┌──
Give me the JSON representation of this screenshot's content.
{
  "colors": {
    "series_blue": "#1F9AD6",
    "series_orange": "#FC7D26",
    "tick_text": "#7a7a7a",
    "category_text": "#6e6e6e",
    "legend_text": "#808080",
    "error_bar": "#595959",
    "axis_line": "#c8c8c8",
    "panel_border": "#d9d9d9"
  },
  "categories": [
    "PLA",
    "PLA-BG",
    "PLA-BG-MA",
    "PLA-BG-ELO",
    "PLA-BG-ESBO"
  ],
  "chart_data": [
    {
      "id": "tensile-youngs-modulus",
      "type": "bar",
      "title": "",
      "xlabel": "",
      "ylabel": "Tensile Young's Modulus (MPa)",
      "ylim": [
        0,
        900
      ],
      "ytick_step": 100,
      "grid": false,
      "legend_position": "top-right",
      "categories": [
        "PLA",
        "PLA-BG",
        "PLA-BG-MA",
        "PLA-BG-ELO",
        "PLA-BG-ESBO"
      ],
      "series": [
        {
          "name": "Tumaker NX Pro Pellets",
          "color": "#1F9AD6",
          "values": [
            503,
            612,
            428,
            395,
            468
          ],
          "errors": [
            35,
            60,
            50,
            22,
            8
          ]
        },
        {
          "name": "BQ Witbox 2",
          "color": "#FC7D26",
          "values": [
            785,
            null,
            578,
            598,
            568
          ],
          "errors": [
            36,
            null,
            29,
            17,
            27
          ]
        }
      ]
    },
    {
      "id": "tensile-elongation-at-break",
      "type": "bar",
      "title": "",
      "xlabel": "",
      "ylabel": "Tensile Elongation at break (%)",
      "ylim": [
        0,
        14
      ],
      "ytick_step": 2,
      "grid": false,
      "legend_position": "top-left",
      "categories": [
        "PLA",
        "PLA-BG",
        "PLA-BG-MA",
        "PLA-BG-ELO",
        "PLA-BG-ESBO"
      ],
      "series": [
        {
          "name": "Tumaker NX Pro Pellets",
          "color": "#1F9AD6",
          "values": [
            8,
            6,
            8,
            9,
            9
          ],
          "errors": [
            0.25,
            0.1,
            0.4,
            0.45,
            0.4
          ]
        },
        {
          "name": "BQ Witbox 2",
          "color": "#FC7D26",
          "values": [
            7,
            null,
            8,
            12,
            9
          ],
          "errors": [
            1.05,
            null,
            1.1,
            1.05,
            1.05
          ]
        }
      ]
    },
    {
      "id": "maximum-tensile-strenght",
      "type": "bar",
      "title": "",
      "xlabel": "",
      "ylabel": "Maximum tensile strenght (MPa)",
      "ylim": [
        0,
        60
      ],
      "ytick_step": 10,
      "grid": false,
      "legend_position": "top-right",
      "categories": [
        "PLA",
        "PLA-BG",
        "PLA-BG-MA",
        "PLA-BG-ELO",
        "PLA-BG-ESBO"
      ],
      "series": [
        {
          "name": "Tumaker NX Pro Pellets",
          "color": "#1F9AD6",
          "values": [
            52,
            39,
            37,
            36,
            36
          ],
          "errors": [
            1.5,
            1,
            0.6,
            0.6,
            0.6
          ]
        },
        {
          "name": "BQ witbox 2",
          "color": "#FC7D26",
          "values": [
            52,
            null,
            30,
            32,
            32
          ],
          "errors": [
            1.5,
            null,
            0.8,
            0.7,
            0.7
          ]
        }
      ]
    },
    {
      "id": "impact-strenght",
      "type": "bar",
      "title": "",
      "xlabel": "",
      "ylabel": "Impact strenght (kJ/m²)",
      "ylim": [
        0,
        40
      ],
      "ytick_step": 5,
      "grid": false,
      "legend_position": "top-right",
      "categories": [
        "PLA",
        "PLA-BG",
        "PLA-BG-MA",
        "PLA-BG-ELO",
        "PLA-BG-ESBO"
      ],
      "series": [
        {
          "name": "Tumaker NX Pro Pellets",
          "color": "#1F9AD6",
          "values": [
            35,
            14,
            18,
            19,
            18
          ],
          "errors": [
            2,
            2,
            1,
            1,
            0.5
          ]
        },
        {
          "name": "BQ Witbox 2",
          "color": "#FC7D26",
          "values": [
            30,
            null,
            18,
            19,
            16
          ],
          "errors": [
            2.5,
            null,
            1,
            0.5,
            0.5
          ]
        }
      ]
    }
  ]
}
└──
→ **Aim of the exercise**:
Scan the material above. Copy each line that holds the word "break".

→ **Completed task**:
      "id": "tensile-elongation-at-break",
      "ylabel": "Tensile Elongation at break (%)",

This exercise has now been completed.